▶ _Directions_
Substitute "reject-label" for every "deny-label" in the records below, changing nothing else and leaving out the pictures.

Excerpt from a dataset:
________________________________________
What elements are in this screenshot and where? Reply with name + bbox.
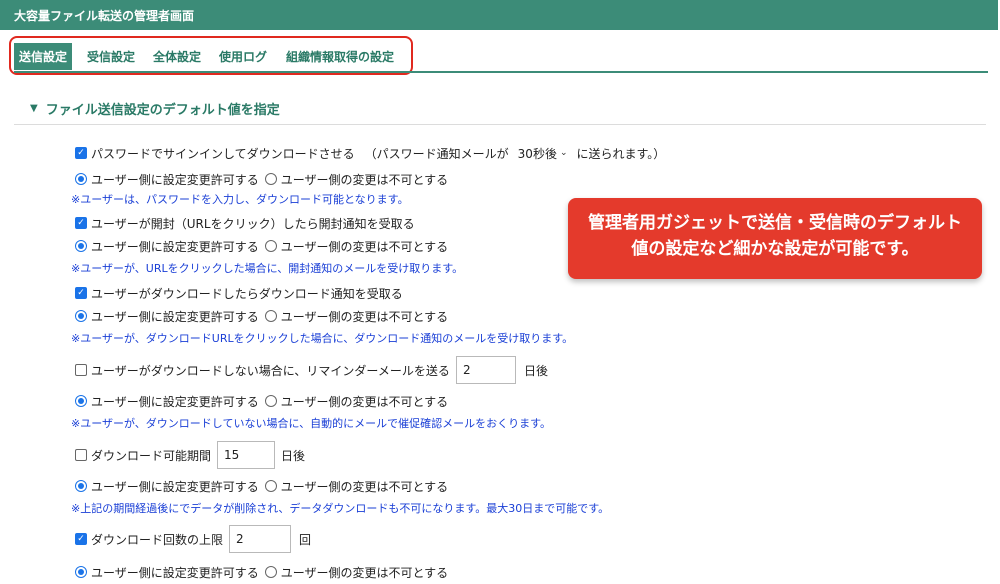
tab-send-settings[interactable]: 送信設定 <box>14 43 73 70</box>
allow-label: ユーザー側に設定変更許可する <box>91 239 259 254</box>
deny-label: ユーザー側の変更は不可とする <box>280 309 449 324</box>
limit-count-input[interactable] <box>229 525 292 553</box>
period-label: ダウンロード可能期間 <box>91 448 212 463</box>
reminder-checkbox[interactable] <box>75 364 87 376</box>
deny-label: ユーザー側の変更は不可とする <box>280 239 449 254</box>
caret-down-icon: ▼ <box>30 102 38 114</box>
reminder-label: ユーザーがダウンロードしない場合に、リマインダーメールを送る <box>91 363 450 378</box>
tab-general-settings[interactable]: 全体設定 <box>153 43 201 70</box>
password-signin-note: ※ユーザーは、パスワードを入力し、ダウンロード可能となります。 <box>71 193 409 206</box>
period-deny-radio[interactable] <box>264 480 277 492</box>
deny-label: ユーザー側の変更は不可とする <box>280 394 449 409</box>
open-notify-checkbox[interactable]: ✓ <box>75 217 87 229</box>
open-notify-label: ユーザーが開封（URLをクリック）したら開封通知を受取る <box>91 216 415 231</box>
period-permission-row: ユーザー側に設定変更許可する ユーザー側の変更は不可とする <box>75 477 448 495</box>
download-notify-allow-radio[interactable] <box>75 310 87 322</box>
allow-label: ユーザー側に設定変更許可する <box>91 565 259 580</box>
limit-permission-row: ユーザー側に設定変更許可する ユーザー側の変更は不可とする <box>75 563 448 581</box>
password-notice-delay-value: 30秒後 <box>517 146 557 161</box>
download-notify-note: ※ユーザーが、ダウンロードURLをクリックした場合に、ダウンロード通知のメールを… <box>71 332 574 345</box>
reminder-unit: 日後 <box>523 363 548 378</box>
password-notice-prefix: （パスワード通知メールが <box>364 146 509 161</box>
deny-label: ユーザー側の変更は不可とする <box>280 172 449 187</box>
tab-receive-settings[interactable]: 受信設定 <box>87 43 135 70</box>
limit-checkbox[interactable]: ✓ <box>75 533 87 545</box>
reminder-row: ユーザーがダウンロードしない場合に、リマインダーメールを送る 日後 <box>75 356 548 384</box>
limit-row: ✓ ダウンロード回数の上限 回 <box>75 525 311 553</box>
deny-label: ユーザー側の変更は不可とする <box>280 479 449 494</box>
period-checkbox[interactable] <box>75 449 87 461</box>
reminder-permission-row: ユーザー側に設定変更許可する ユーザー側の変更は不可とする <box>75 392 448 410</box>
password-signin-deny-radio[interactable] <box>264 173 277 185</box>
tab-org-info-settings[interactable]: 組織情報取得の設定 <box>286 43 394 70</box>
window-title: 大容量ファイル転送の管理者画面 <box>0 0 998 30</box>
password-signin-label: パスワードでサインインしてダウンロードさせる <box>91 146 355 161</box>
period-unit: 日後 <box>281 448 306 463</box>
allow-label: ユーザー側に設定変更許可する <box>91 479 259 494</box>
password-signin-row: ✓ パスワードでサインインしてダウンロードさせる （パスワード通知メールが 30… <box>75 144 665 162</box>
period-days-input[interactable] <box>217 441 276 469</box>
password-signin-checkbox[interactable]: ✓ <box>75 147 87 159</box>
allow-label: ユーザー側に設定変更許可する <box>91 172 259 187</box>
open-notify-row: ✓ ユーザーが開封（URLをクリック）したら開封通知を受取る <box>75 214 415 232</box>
________________________________________
▶ _Written solution_
What elements are in this screenshot and where? Reply with name + bbox.
tab-send-settings[interactable]: 送信設定 <box>14 43 73 70</box>
allow-label: ユーザー側に設定変更許可する <box>91 239 259 254</box>
reject-label: ユーザー側の変更は不可とする <box>280 309 449 324</box>
limit-count-input[interactable] <box>229 525 292 553</box>
period-label: ダウンロード可能期間 <box>91 448 212 463</box>
reminder-checkbox[interactable] <box>75 364 87 376</box>
reject-label: ユーザー側の変更は不可とする <box>280 239 449 254</box>
caret-down-icon: ▼ <box>30 102 38 114</box>
reminder-label: ユーザーがダウンロードしない場合に、リマインダーメールを送る <box>91 363 450 378</box>
tab-general-settings[interactable]: 全体設定 <box>153 43 201 70</box>
password-signin-note: ※ユーザーは、パスワードを入力し、ダウンロード可能となります。 <box>71 193 409 206</box>
period-deny-radio[interactable] <box>264 480 277 492</box>
reject-label: ユーザー側の変更は不可とする <box>280 394 449 409</box>
open-notify-checkbox[interactable]: ✓ <box>75 217 87 229</box>
open-notify-label: ユーザーが開封（URLをクリック）したら開封通知を受取る <box>91 216 415 231</box>
period-permission-row: ユーザー側に設定変更許可する ユーザー側の変更は不可とする <box>75 477 448 495</box>
download-notify-allow-radio[interactable] <box>75 310 87 322</box>
allow-label: ユーザー側に設定変更許可する <box>91 565 259 580</box>
limit-permission-row: ユーザー側に設定変更許可する ユーザー側の変更は不可とする <box>75 563 448 581</box>
password-notice-delay-value: 30秒後 <box>517 146 557 161</box>
download-notify-note: ※ユーザーが、ダウンロードURLをクリックした場合に、ダウンロード通知のメールを… <box>71 332 574 345</box>
reminder-unit: 日後 <box>523 363 548 378</box>
password-notice-prefix: （パスワード通知メールが <box>364 146 509 161</box>
reject-label: ユーザー側の変更は不可とする <box>280 172 449 187</box>
tab-receive-settings[interactable]: 受信設定 <box>87 43 135 70</box>
limit-checkbox[interactable]: ✓ <box>75 533 87 545</box>
reminder-row: ユーザーがダウンロードしない場合に、リマインダーメールを送る 日後 <box>75 356 548 384</box>
limit-row: ✓ ダウンロード回数の上限 回 <box>75 525 311 553</box>
reject-label: ユーザー側の変更は不可とする <box>280 479 449 494</box>
period-checkbox[interactable] <box>75 449 87 461</box>
reminder-permission-row: ユーザー側に設定変更許可する ユーザー側の変更は不可とする <box>75 392 448 410</box>
password-signin-deny-radio[interactable] <box>264 173 277 185</box>
tab-org-info-settings[interactable]: 組織情報取得の設定 <box>286 43 394 70</box>
window-title: 大容量ファイル転送の管理者画面 <box>0 0 998 30</box>
password-signin-label: パスワードでサインインしてダウンロードさせる <box>91 146 355 161</box>
period-unit: 日後 <box>281 448 306 463</box>
allow-label: ユーザー側に設定変更許可する <box>91 479 259 494</box>
password-signin-row: ✓ パスワードでサインインしてダウンロードさせる （パスワード通知メールが 30… <box>75 144 665 162</box>
period-days-input[interactable] <box>217 441 276 469</box>
password-signin-checkbox[interactable]: ✓ <box>75 147 87 159</box>
allow-label: ユーザー側に設定変更許可する <box>91 172 259 187</box>
open-notify-row: ✓ ユーザーが開封（URLをクリック）したら開封通知を受取る <box>75 214 415 232</box>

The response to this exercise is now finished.